Copy down all of the data underneath, exactly as shown.
(begin)
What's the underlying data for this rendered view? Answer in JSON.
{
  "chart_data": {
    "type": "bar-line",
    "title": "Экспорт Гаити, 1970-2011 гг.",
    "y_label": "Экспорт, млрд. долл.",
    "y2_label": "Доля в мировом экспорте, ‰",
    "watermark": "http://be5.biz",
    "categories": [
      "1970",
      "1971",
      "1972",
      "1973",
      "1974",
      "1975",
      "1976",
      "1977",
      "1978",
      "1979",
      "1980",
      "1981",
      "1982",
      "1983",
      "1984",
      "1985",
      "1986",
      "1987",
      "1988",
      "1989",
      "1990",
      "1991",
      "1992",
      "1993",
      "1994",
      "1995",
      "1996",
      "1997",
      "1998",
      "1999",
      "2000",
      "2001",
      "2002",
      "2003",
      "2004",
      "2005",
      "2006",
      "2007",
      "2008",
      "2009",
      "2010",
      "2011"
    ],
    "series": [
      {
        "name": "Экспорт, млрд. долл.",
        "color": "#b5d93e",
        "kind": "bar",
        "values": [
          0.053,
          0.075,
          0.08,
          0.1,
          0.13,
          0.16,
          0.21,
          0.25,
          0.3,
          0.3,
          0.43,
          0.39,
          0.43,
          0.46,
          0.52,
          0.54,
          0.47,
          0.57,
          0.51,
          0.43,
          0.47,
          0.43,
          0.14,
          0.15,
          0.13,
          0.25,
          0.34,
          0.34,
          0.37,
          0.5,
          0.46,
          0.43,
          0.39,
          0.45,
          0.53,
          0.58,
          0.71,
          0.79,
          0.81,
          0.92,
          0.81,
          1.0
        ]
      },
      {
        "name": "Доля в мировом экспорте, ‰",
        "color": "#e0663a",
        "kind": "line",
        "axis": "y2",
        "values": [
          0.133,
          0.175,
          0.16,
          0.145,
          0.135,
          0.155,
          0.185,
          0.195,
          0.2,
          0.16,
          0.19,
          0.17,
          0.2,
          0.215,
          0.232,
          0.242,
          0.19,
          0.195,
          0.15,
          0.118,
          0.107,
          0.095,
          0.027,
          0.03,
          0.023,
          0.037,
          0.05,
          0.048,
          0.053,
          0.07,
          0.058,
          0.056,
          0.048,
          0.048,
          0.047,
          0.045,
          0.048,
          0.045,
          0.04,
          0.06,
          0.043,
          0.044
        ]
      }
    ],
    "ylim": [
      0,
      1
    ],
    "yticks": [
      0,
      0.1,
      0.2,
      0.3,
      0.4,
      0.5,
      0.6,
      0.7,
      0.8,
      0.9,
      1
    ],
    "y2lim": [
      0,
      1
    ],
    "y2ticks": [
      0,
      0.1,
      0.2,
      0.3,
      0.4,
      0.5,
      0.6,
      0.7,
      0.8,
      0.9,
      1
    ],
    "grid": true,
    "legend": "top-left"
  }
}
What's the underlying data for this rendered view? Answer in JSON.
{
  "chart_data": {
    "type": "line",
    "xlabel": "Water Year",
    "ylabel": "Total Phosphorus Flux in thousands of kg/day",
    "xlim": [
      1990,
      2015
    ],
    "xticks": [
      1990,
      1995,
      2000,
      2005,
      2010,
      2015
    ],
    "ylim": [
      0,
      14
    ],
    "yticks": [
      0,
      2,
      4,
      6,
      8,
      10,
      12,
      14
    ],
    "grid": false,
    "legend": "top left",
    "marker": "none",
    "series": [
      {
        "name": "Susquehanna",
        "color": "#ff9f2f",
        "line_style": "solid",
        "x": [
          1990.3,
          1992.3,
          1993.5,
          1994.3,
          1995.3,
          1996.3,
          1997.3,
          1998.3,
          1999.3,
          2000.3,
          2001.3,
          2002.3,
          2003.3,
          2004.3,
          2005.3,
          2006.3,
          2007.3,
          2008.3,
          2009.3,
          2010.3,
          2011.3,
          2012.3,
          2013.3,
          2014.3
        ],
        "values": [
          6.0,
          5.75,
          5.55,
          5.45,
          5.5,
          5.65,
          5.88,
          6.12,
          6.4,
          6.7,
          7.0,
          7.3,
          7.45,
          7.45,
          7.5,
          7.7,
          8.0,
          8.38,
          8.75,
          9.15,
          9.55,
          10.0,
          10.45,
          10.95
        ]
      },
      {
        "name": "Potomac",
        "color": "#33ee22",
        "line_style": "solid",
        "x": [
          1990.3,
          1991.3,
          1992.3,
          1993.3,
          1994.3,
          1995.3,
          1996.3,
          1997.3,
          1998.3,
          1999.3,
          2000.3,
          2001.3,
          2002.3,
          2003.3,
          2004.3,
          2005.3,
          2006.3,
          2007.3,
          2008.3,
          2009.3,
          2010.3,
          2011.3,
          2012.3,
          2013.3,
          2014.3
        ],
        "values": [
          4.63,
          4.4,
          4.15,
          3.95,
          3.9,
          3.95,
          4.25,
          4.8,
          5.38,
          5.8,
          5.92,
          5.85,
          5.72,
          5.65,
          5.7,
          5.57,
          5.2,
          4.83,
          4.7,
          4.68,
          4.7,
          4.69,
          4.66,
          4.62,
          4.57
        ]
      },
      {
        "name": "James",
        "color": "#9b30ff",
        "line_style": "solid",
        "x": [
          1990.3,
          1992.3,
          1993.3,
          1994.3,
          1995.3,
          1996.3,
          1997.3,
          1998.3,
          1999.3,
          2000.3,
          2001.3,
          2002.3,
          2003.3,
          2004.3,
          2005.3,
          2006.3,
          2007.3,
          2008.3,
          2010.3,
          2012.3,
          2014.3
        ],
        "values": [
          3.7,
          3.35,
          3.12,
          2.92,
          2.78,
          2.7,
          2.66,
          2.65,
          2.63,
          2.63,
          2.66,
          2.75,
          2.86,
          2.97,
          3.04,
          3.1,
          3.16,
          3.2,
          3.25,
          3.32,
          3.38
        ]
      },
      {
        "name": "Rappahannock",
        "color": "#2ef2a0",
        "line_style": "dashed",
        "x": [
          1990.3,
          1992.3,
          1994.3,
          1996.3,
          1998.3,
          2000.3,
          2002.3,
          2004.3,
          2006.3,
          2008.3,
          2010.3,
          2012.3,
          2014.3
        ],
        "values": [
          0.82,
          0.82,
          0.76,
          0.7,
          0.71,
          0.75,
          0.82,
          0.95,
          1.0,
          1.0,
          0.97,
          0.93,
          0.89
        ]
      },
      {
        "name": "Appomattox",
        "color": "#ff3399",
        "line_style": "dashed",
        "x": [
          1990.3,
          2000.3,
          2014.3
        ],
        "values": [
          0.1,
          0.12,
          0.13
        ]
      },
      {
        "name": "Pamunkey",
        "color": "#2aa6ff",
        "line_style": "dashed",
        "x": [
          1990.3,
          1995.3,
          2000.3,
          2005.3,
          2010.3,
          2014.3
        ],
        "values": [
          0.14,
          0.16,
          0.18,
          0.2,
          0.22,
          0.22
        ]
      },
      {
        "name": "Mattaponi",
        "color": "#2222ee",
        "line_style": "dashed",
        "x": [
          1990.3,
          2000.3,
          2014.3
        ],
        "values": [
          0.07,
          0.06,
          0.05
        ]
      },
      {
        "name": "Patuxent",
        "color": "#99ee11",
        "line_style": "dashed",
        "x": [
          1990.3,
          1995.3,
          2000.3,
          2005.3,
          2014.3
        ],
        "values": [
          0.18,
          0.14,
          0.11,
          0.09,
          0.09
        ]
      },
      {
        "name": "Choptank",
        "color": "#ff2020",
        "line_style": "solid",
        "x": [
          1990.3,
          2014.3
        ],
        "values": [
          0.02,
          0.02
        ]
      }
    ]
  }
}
(end)
§ **Solution to this problem**:
What's the underlying data for this rendered view? Answer in JSON.
{
  "chart_data": {
    "type": "bar-line",
    "title": "Экспорт Гаити, 1970-2011 гг.",
    "y_label": "Экспорт, млрд. долл.",
    "y2_label": "Доля в мировом экспорте, ‰",
    "watermark": "http://be5.biz",
    "categories": [
      "1970",
      "1971",
      "1972",
      "1973",
      "1974",
      "1975",
      "1976",
      "1977",
      "1978",
      "1979",
      "1980",
      "1981",
      "1982",
      "1983",
      "1984",
      "1985",
      "1986",
      "1987",
      "1988",
      "1989",
      "1990",
      "1991",
      "1992",
      "1993",
      "1994",
      "1995",
      "1996",
      "1997",
      "1998",
      "1999",
      "2000",
      "2001",
      "2002",
      "2003",
      "2004",
      "2005",
      "2006",
      "2007",
      "2008",
      "2009",
      "2010",
      "2011"
    ],
    "series": [
      {
        "name": "Экспорт, млрд. долл.",
        "color": "#b5d93e",
        "kind": "bar",
        "values": [
          0.053,
          0.075,
          0.08,
          0.1,
          0.13,
          0.16,
          0.21,
          0.25,
          0.3,
          0.3,
          0.43,
          0.39,
          0.43,
          0.46,
          0.52,
          0.54,
          0.47,
          0.57,
          0.51,
          0.43,
          0.47,
          0.43,
          0.14,
          0.15,
          0.13,
          0.25,
          0.34,
          0.34,
          0.37,
          0.5,
          0.46,
          0.43,
          0.39,
          0.45,
          0.53,
          0.58,
          0.71,
          0.79,
          0.81,
          0.92,
          0.81,
          1.0
        ]
      },
      {
        "name": "Доля в мировом экспорте, ‰",
        "color": "#e0663a",
        "kind": "line",
        "axis": "y2",
        "values": [
          0.133,
          0.175,
          0.16,
          0.145,
          0.135,
          0.155,
          0.185,
          0.195,
          0.2,
          0.16,
          0.19,
          0.17,
          0.2,
          0.215,
          0.232,
          0.242,
          0.19,
          0.195,
          0.15,
          0.118,
          0.107,
          0.095,
          0.027,
          0.03,
          0.023,
          0.037,
          0.05,
          0.048,
          0.053,
          0.07,
          0.058,
          0.056,
          0.048,
          0.048,
          0.047,
          0.045,
          0.048,
          0.045,
          0.04,
          0.06,
          0.043,
          0.044
        ]
      }
    ],
    "ylim": [
      0,
      1
    ],
    "yticks": [
      0,
      0.1,
      0.2,
      0.3,
      0.4,
      0.5,
      0.6,
      0.7,
      0.8,
      0.9,
      1
    ],
    "y2lim": [
      0,
      1
    ],
    "y2ticks": [
      0,
      0.1,
      0.2,
      0.3,
      0.4,
      0.5,
      0.6,
      0.7,
      0.8,
      0.9,
      1
    ],
    "grid": true,
    "legend": "top-left"
  }
}
What's the underlying data for this rendered view? Answer in JSON.
{
  "chart_data": {
    "type": "line",
    "xlabel": "Water Year",
    "ylabel": "Total Phosphorus Flux in thousands of kg/day",
    "xlim": [
      1990,
      2015
    ],
    "xticks": [
      1990,
      1995,
      2000,
      2005,
      2010,
      2015
    ],
    "ylim": [
      0,
      14
    ],
    "yticks": [
      0,
      2,
      4,
      6,
      8,
      10,
      12,
      14
    ],
    "grid": false,
    "legend": "top left",
    "marker": "none",
    "series": [
      {
        "name": "Susquehanna",
        "color": "#ff9f2f",
        "line_style": "solid",
        "x": [
          1990.3,
          1992.3,
          1993.5,
          1994.3,
          1995.3,
          1996.3,
          1997.3,
          1998.3,
          1999.3,
          2000.3,
          2001.3,
          2002.3,
          2003.3,
          2004.3,
          2005.3,
          2006.3,
          2007.3,
          2008.3,
          2009.3,
          2010.3,
          2011.3,
          2012.3,
          2013.3,
          2014.3
        ],
        "values": [
          6.0,
          5.75,
          5.55,
          5.45,
          5.5,
          5.65,
          5.88,
          6.12,
          6.4,
          6.7,
          7.0,
          7.3,
          7.45,
          7.45,
          7.5,
          7.7,
          8.0,
          8.38,
          8.75,
          9.15,
          9.55,
          10.0,
          10.45,
          10.95
        ]
      },
      {
        "name": "Potomac",
        "color": "#33ee22",
        "line_style": "solid",
        "x": [
          1990.3,
          1991.3,
          1992.3,
          1993.3,
          1994.3,
          1995.3,
          1996.3,
          1997.3,
          1998.3,
          1999.3,
          2000.3,
          2001.3,
          2002.3,
          2003.3,
          2004.3,
          2005.3,
          2006.3,
          2007.3,
          2008.3,
          2009.3,
          2010.3,
          2011.3,
          2012.3,
          2013.3,
          2014.3
        ],
        "values": [
          4.63,
          4.4,
          4.15,
          3.95,
          3.9,
          3.95,
          4.25,
          4.8,
          5.38,
          5.8,
          5.92,
          5.85,
          5.72,
          5.65,
          5.7,
          5.57,
          5.2,
          4.83,
          4.7,
          4.68,
          4.7,
          4.69,
          4.66,
          4.62,
          4.57
        ]
      },
      {
        "name": "James",
        "color": "#9b30ff",
        "line_style": "solid",
        "x": [
          1990.3,
          1992.3,
          1993.3,
          1994.3,
          1995.3,
          1996.3,
          1997.3,
          1998.3,
          1999.3,
          2000.3,
          2001.3,
          2002.3,
          2003.3,
          2004.3,
          2005.3,
          2006.3,
          2007.3,
          2008.3,
          2010.3,
          2012.3,
          2014.3
        ],
        "values": [
          3.7,
          3.35,
          3.12,
          2.92,
          2.78,
          2.7,
          2.66,
          2.65,
          2.63,
          2.63,
          2.66,
          2.75,
          2.86,
          2.97,
          3.04,
          3.1,
          3.16,
          3.2,
          3.25,
          3.32,
          3.38
        ]
      },
      {
        "name": "Rappahannock",
        "color": "#2ef2a0",
        "line_style": "dashed",
        "x": [
          1990.3,
          1992.3,
          1994.3,
          1996.3,
          1998.3,
          2000.3,
          2002.3,
          2004.3,
          2006.3,
          2008.3,
          2010.3,
          2012.3,
          2014.3
        ],
        "values": [
          0.82,
          0.82,
          0.76,
          0.7,
          0.71,
          0.75,
          0.82,
          0.95,
          1.0,
          1.0,
          0.97,
          0.93,
          0.89
        ]
      },
      {
        "name": "Appomattox",
        "color": "#ff3399",
        "line_style": "dashed",
        "x": [
          1990.3,
          2000.3,
          2014.3
        ],
        "values": [
          0.1,
          0.12,
          0.13
        ]
      },
      {
        "name": "Pamunkey",
        "color": "#2aa6ff",
        "line_style": "dashed",
        "x": [
          1990.3,
          1995.3,
          2000.3,
          2005.3,
          2010.3,
          2014.3
        ],
        "values": [
          0.14,
          0.16,
          0.18,
          0.2,
          0.22,
          0.22
        ]
      },
      {
        "name": "Mattaponi",
        "color": "#2222ee",
        "line_style": "dashed",
        "x": [
          1990.3,
          2000.3,
          2014.3
        ],
        "values": [
          0.07,
          0.06,
          0.05
        ]
      },
      {
        "name": "Patuxent",
        "color": "#99ee11",
        "line_style": "dashed",
        "x": [
          1990.3,
          1995.3,
          2000.3,
          2005.3,
          2014.3
        ],
        "values": [
          0.18,
          0.14,
          0.11,
          0.09,
          0.09
        ]
      },
      {
        "name": "Choptank",
        "color": "#ff2020",
        "line_style": "solid",
        "x": [
          1990.3,
          2014.3
        ],
        "values": [
          0.02,
          0.02
        ]
      }
    ]
  }
}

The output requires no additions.